Entries from a dataset:
★ ★ ★ ★
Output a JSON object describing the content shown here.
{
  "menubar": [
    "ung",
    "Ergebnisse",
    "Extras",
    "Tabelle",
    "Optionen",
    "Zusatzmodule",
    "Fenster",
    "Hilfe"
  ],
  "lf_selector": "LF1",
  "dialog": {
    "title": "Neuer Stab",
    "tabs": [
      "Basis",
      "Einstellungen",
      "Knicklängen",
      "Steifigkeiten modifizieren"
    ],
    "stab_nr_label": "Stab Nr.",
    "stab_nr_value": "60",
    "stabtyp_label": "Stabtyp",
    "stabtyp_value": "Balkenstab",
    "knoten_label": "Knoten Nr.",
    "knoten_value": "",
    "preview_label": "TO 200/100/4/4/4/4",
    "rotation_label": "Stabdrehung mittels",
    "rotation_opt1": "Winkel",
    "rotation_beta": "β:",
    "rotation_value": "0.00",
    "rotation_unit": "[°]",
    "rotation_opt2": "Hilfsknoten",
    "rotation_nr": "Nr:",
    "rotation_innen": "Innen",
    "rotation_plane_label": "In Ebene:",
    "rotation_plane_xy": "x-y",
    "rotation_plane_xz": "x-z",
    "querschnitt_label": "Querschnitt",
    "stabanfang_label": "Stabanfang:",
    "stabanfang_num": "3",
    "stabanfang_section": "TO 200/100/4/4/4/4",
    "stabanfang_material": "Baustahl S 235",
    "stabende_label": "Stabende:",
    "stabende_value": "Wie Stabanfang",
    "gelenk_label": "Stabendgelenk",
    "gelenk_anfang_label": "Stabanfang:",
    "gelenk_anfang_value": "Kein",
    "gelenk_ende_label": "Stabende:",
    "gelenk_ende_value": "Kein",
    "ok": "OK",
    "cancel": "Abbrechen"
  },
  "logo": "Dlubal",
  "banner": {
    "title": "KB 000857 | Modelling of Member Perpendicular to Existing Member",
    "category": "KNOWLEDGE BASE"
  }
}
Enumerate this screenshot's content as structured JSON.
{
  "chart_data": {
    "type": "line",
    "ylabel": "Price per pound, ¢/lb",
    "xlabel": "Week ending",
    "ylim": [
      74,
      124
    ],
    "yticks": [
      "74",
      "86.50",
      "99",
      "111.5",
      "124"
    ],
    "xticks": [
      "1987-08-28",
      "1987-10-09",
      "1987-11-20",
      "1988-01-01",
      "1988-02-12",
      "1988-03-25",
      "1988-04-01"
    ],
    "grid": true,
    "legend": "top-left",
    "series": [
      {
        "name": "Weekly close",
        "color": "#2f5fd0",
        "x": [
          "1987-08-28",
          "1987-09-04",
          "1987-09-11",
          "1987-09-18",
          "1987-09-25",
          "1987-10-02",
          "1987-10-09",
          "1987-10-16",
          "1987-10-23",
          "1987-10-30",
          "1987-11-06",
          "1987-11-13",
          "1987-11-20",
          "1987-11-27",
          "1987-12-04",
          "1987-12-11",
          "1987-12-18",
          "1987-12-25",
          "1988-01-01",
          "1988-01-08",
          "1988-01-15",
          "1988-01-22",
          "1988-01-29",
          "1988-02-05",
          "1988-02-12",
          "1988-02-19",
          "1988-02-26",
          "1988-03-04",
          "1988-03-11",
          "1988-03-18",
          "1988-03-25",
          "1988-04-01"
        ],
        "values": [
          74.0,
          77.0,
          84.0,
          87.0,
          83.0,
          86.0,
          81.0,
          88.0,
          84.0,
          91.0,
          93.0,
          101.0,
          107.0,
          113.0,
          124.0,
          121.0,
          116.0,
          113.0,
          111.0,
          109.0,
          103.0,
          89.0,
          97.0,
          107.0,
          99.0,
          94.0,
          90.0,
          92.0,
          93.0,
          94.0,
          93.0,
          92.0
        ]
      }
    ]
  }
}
★ ★ ★ ★
▸ The request
Write the listing out again, exactly as shown above.

▸ Task response
Output a JSON object describing the content shown here.
{
  "menubar": [
    "ung",
    "Ergebnisse",
    "Extras",
    "Tabelle",
    "Optionen",
    "Zusatzmodule",
    "Fenster",
    "Hilfe"
  ],
  "lf_selector": "LF1",
  "dialog": {
    "title": "Neuer Stab",
    "tabs": [
      "Basis",
      "Einstellungen",
      "Knicklängen",
      "Steifigkeiten modifizieren"
    ],
    "stab_nr_label": "Stab Nr.",
    "stab_nr_value": "60",
    "stabtyp_label": "Stabtyp",
    "stabtyp_value": "Balkenstab",
    "knoten_label": "Knoten Nr.",
    "knoten_value": "",
    "preview_label": "TO 200/100/4/4/4/4",
    "rotation_label": "Stabdrehung mittels",
    "rotation_opt1": "Winkel",
    "rotation_beta": "β:",
    "rotation_value": "0.00",
    "rotation_unit": "[°]",
    "rotation_opt2": "Hilfsknoten",
    "rotation_nr": "Nr:",
    "rotation_innen": "Innen",
    "rotation_plane_label": "In Ebene:",
    "rotation_plane_xy": "x-y",
    "rotation_plane_xz": "x-z",
    "querschnitt_label": "Querschnitt",
    "stabanfang_label": "Stabanfang:",
    "stabanfang_num": "3",
    "stabanfang_section": "TO 200/100/4/4/4/4",
    "stabanfang_material": "Baustahl S 235",
    "stabende_label": "Stabende:",
    "stabende_value": "Wie Stabanfang",
    "gelenk_label": "Stabendgelenk",
    "gelenk_anfang_label": "Stabanfang:",
    "gelenk_anfang_value": "Kein",
    "gelenk_ende_label": "Stabende:",
    "gelenk_ende_value": "Kein",
    "ok": "OK",
    "cancel": "Abbrechen"
  },
  "logo": "Dlubal",
  "banner": {
    "title": "KB 000857 | Modelling of Member Perpendicular to Existing Member",
    "category": "KNOWLEDGE BASE"
  }
}
Enumerate this screenshot's content as structured JSON.
{
  "chart_data": {
    "type": "line",
    "ylabel": "Price per pound, ¢/lb",
    "xlabel": "Week ending",
    "ylim": [
      74,
      124
    ],
    "yticks": [
      "74",
      "86.50",
      "99",
      "111.5",
      "124"
    ],
    "xticks": [
      "1987-08-28",
      "1987-10-09",
      "1987-11-20",
      "1988-01-01",
      "1988-02-12",
      "1988-03-25",
      "1988-04-01"
    ],
    "grid": true,
    "legend": "top-left",
    "series": [
      {
        "name": "Weekly close",
        "color": "#2f5fd0",
        "x": [
          "1987-08-28",
          "1987-09-04",
          "1987-09-11",
          "1987-09-18",
          "1987-09-25",
          "1987-10-02",
          "1987-10-09",
          "1987-10-16",
          "1987-10-23",
          "1987-10-30",
          "1987-11-06",
          "1987-11-13",
          "1987-11-20",
          "1987-11-27",
          "1987-12-04",
          "1987-12-11",
          "1987-12-18",
          "1987-12-25",
          "1988-01-01",
          "1988-01-08",
          "1988-01-15",
          "1988-01-22",
          "1988-01-29",
          "1988-02-05",
          "1988-02-12",
          "1988-02-19",
          "1988-02-26",
          "1988-03-04",
          "1988-03-11",
          "1988-03-18",
          "1988-03-25",
          "1988-04-01"
        ],
        "values": [
          74.0,
          77.0,
          84.0,
          87.0,
          83.0,
          86.0,
          81.0,
          88.0,
          84.0,
          91.0,
          93.0,
          101.0,
          107.0,
          113.0,
          124.0,
          121.0,
          116.0,
          113.0,
          111.0,
          109.0,
          103.0,
          89.0,
          97.0,
          107.0,
          99.0,
          94.0,
          90.0,
          92.0,
          93.0,
          94.0,
          93.0,
          92.0
        ]
      }
    ]
  }
}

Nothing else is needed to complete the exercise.